== Istruzioni ==
A – Sostituisci "Gara 1" con "Gara 2" e trascrivi dall'articolo sullo Scudetto di Cassano Magnago tutto il passo che va da "Certe vittorie valgono" giù fino a "ordine di posto.".
B – Secondo l'articolo sullo Scudetto di Cassano Magnago, con quale punteggio la Proger Cassano Magnago ha battuto la Raimond Sassari?
C – Prosegui l'articolo sullo Scudetto della Proger Cassano Magnago a partire dal punto in cui si interrompe.

== Testo fornito ==
::::
Certe vittorie valgono una stagione. Altre entrano direttamente nella storia. Al Pala Santoru di Sassari, la Proger Cassano Magnago scrive la pagina più importante del proprio percorso sportivo, superando la Raimond Sassari per 27-22 e conquistando il primo Scudetto maschile della sua storia.

Dopo il successo ottenuto al Pala Tacca in Gara 1, gli amaranto completano l’opera in Sardegna con una prestazione di grande maturità, confermando quanto mostrato durante tutta la stagione. Una squadra solida, equilibrata e capace di affrontare ogni momento della partita con lucidità, anche davanti a un’avversaria costruita per vincere e sostenuta da un palazzetto gremito in ogni ordine di posto.

Per la pallamano cassanese si tratta di un traguardo atteso per decenni. Il titolo italiano torna infatti a Cassano Magnago a trent’anni dall’ultimo tricolore conquistato dal settore femminile nel 1996. Una data che apparteneva alla memoria storica del club e che oggi trova una nuova continuità grazie al gruppo guidato da Matteo Bellotti.
::::
== Dati forniti ==
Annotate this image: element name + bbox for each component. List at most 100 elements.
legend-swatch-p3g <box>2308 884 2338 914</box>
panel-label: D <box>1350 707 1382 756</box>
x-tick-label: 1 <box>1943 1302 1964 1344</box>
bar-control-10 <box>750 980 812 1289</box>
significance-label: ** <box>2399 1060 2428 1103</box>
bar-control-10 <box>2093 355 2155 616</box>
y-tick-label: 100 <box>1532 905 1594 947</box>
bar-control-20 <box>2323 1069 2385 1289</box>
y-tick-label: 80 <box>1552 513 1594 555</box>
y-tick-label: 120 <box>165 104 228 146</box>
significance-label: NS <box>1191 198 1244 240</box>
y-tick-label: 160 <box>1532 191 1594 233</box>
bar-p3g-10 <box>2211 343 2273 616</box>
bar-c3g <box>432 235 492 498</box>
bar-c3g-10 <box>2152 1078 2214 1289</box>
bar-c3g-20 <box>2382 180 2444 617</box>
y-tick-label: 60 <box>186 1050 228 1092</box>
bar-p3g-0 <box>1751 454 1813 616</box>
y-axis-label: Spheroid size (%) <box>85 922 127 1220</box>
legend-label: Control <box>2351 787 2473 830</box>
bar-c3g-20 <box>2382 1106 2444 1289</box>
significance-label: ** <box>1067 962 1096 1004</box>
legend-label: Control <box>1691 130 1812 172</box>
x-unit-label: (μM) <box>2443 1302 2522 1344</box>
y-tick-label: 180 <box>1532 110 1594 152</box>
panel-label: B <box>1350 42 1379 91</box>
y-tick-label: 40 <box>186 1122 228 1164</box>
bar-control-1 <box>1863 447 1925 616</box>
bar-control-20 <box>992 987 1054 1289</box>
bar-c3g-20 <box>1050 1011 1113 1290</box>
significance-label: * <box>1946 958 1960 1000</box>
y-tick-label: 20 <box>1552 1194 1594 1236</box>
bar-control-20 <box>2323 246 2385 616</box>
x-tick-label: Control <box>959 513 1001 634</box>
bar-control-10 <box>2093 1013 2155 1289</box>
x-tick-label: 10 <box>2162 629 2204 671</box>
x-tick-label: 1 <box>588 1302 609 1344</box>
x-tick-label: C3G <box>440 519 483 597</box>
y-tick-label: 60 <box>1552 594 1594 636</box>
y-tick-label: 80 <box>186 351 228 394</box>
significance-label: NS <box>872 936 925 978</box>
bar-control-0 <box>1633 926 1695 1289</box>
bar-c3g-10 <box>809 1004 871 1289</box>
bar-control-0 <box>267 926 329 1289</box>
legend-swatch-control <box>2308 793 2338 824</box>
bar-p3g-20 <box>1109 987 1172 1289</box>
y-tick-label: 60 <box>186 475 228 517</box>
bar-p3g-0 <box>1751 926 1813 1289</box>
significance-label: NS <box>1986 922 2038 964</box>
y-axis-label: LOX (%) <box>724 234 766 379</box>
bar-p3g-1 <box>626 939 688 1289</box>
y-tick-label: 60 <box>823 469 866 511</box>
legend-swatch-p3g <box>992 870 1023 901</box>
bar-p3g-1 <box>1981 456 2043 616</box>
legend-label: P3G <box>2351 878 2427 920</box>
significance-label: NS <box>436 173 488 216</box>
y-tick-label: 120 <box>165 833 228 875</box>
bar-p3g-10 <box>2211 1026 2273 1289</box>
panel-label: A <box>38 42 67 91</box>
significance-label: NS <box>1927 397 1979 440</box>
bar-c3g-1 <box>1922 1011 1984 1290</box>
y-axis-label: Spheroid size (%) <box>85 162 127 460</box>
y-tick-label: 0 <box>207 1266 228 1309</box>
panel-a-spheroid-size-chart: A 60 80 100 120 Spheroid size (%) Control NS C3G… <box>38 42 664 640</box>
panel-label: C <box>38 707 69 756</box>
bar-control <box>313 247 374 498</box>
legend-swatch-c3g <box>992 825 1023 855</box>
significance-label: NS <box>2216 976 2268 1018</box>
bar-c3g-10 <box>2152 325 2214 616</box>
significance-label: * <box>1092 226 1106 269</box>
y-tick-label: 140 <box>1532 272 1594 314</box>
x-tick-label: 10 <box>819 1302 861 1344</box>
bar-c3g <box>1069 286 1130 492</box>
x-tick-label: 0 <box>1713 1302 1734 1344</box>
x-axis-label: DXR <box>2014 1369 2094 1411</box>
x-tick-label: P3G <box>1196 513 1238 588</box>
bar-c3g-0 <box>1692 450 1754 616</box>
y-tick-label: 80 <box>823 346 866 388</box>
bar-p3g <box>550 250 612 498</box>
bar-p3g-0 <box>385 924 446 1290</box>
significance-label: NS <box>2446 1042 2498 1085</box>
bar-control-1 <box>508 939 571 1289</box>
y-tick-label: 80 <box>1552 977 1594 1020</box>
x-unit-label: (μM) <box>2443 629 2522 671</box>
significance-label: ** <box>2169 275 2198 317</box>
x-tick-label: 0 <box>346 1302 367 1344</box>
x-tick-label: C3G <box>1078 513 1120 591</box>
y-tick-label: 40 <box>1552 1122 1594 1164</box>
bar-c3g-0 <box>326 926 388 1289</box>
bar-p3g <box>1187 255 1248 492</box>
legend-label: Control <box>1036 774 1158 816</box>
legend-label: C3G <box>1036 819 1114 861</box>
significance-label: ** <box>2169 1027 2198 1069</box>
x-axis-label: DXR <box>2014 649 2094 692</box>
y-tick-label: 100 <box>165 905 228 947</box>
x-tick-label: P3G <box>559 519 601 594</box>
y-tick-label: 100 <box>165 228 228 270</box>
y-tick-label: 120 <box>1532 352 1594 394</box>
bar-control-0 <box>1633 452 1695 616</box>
::::
== Risposte ai compiti ==
A –
Certe vittorie valgono una stagione. Altre entrano direttamente nella storia. Al Pala Santoru di Sassari, la Proger Cassano Magnago scrive la pagina più importante del proprio percorso sportivo, superando la Raimond Sassari per 27-22 e conquistando il primo Scudetto maschile della sua storia.

Dopo il successo ottenuto al Pala Tacca in Gara 2, gli amaranto completano l’opera in Sardegna con una prestazione di grande maturità, confermando quanto mostrato durante tutta la stagione. Una squadra solida, equilibrata e capace di affrontare ogni momento della partita con lucidità, anche davanti a un’avversaria costruita per vincere e sostenuta da un palazzetto gremito in ogni ordine di posto.

B – La Proger Cassano Magnago ha battuto la Raimond Sassari per 27-22.

C –
L’avvio della finale segue un copione già visto in Gara 1. La Proger entra in campo con personalità, imponendo subito il proprio ritmo. Le reti di Giorgio Adamo e Marco Fantinato permettono agli amaranto di costruire il primo allungo sul 10-5, mettendo immediatamente pressione ai padroni di casa.

Sassari prova a reagire trascinata dall’energia del pubblico e dalle iniziative di Furtado e Jarlstam, ma il Cassano mantiene il controllo grazie a una fase difensiva compatta e a una straordinaria prestazione tra i pali di Mate Volarevic.

Il portiere amaranto si conferma uno dei grandi protagonisti della serie. Dopo l’eccellente prova del Pala Tacca, anche in Sardegna risponde presente nei momenti più delicati, spegnendo sul nascere diversi tentativi di rimonta della Raimond e trasmettendo sicurezza a tutto il reparto difensivo.

All’intervallo il punteggio di 13-10 premia una squadra capace di gestire il vantaggio senza mai perdere equilibrio. A mettere la firma sull’ultimo gol del primo tempo è Jack Savini, protagonista di una serata speciale.

Per il centrale azzurro, infatti, quella di Sassari rappresenta l’ultima partita con la maglia del Cassano Magnago prima dell’esperienza in Germania. E come spesso accade ai giocatori di spessore, sceglie il momento più importante per lasciare il segno. Le sue 7 reti lo rendono il miglior marcatore amaranto della finale e uno dei riferimenti costanti dell’attacco lombardo.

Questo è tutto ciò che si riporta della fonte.